*Required work:* Reproduce all of the material word for word.

*Material to process:*

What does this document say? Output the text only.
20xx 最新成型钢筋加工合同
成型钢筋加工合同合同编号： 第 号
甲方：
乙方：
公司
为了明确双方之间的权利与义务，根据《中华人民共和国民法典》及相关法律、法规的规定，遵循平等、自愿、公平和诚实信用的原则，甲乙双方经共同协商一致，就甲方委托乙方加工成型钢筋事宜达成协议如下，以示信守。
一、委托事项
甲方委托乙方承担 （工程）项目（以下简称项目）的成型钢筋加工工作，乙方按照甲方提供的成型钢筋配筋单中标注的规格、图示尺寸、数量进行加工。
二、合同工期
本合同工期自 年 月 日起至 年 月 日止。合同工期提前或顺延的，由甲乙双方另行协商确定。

*Completed exercise:*
What does this document say? Output the text only.
20xx 最新成型钢筋加工合同
成型钢筋加工合同合同编号： 第 号
甲方：
乙方：
公司
为了明确双方之间的权利与义务，根据《中华人民共和国民法典》及相关法律、法规的规定，遵循平等、自愿、公平和诚实信用的原则，甲乙双方经共同协商一致，就甲方委托乙方加工成型钢筋事宜达成协议如下，以示信守。
一、委托事项
甲方委托乙方承担 （工程）项目（以下简称项目）的成型钢筋加工工作，乙方按照甲方提供的成型钢筋配筋单中标注的规格、图示尺寸、数量进行加工。
二、合同工期
本合同工期自 年 月 日起至 年 月 日止。合同工期提前或顺延的，由甲乙双方另行协商确定。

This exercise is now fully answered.